- PROBLEM STATEMENT -
Give all of the lines again, with nothing added or dropped.

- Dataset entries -
= = =

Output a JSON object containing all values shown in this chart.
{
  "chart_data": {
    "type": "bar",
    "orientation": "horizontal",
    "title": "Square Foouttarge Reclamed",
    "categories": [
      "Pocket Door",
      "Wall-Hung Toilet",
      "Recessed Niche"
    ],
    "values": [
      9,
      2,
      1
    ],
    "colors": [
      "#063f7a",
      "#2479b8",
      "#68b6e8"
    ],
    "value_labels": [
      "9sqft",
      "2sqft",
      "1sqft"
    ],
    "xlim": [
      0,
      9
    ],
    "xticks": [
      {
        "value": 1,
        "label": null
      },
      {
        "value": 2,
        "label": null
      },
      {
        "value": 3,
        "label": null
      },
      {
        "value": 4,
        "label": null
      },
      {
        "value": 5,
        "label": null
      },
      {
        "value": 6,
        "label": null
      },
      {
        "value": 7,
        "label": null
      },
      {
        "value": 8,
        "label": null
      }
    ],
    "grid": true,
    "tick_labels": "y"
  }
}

= = =

- RESULT OF THE TASK -
Output a JSON object containing all values shown in this chart.
{
  "chart_data": {
    "type": "bar",
    "orientation": "horizontal",
    "title": "Square Foouttarge Reclamed",
    "categories": [
      "Pocket Door",
      "Wall-Hung Toilet",
      "Recessed Niche"
    ],
    "values": [
      9,
      2,
      1
    ],
    "colors": [
      "#063f7a",
      "#2479b8",
      "#68b6e8"
    ],
    "value_labels": [
      "9sqft",
      "2sqft",
      "1sqft"
    ],
    "xlim": [
      0,
      9
    ],
    "xticks": [
      {
        "value": 1,
        "label": null
      },
      {
        "value": 2,
        "label": null
      },
      {
        "value": 3,
        "label": null
      },
      {
        "value": 4,
        "label": null
      },
      {
        "value": 5,
        "label": null
      },
      {
        "value": 6,
        "label": null
      },
      {
        "value": 7,
        "label": null
      },
      {
        "value": 8,
        "label": null
      }
    ],
    "grid": true,
    "tick_labels": "y"
  }
}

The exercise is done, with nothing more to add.